*Supplied information:*
------------------------------------
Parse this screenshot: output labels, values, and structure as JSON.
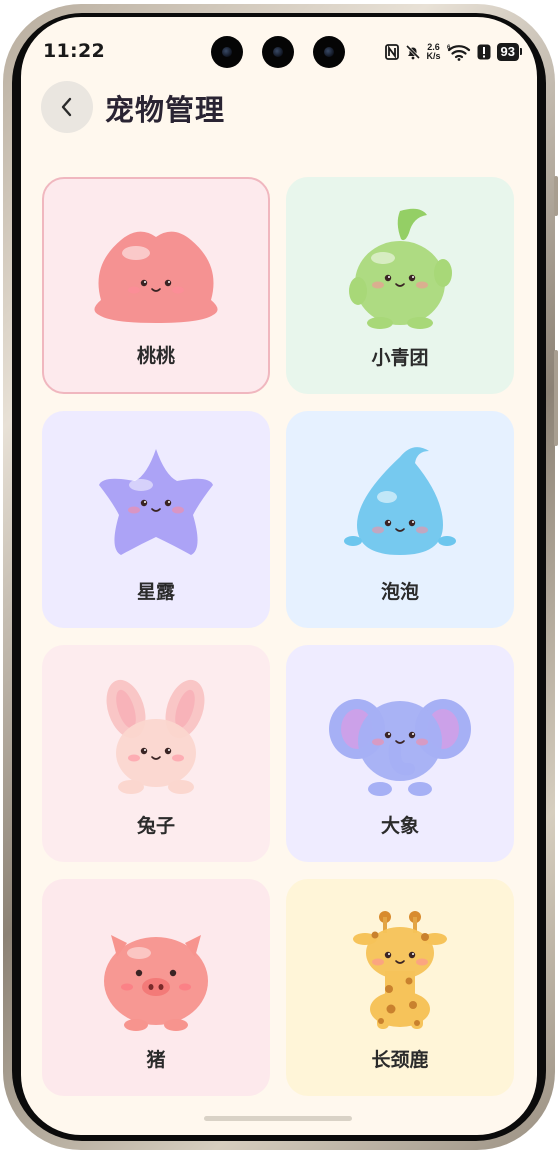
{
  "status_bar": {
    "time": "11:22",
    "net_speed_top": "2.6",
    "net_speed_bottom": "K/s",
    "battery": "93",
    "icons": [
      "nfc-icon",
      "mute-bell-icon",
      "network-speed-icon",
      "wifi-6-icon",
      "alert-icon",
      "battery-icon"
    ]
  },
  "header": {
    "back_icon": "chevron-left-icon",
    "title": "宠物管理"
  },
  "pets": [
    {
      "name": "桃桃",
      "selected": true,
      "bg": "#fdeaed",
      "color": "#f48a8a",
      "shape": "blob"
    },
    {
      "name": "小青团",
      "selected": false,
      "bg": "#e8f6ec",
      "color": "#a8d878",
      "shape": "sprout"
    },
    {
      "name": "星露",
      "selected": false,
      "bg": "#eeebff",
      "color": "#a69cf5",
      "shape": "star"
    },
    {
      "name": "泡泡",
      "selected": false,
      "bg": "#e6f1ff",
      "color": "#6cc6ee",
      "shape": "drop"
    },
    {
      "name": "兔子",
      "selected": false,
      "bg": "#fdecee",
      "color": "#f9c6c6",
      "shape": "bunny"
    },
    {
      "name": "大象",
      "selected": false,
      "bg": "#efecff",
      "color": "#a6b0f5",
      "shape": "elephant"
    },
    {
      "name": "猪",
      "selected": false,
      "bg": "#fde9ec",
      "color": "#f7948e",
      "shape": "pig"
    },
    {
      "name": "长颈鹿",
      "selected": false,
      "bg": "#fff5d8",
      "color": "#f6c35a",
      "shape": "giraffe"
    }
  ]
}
------------------------------------
Verbatim reproduction of every record is required; images are left out.

*Exercise solution:*
Parse this screenshot: output labels, values, and structure as JSON.
{
  "status_bar": {
    "time": "11:22",
    "net_speed_top": "2.6",
    "net_speed_bottom": "K/s",
    "battery": "93",
    "icons": [
      "nfc-icon",
      "mute-bell-icon",
      "network-speed-icon",
      "wifi-6-icon",
      "alert-icon",
      "battery-icon"
    ]
  },
  "header": {
    "back_icon": "chevron-left-icon",
    "title": "宠物管理"
  },
  "pets": [
    {
      "name": "桃桃",
      "selected": true,
      "bg": "#fdeaed",
      "color": "#f48a8a",
      "shape": "blob"
    },
    {
      "name": "小青团",
      "selected": false,
      "bg": "#e8f6ec",
      "color": "#a8d878",
      "shape": "sprout"
    },
    {
      "name": "星露",
      "selected": false,
      "bg": "#eeebff",
      "color": "#a69cf5",
      "shape": "star"
    },
    {
      "name": "泡泡",
      "selected": false,
      "bg": "#e6f1ff",
      "color": "#6cc6ee",
      "shape": "drop"
    },
    {
      "name": "兔子",
      "selected": false,
      "bg": "#fdecee",
      "color": "#f9c6c6",
      "shape": "bunny"
    },
    {
      "name": "大象",
      "selected": false,
      "bg": "#efecff",
      "color": "#a6b0f5",
      "shape": "elephant"
    },
    {
      "name": "猪",
      "selected": false,
      "bg": "#fde9ec",
      "color": "#f7948e",
      "shape": "pig"
    },
    {
      "name": "长颈鹿",
      "selected": false,
      "bg": "#fff5d8",
      "color": "#f6c35a",
      "shape": "giraffe"
    }
  ]
}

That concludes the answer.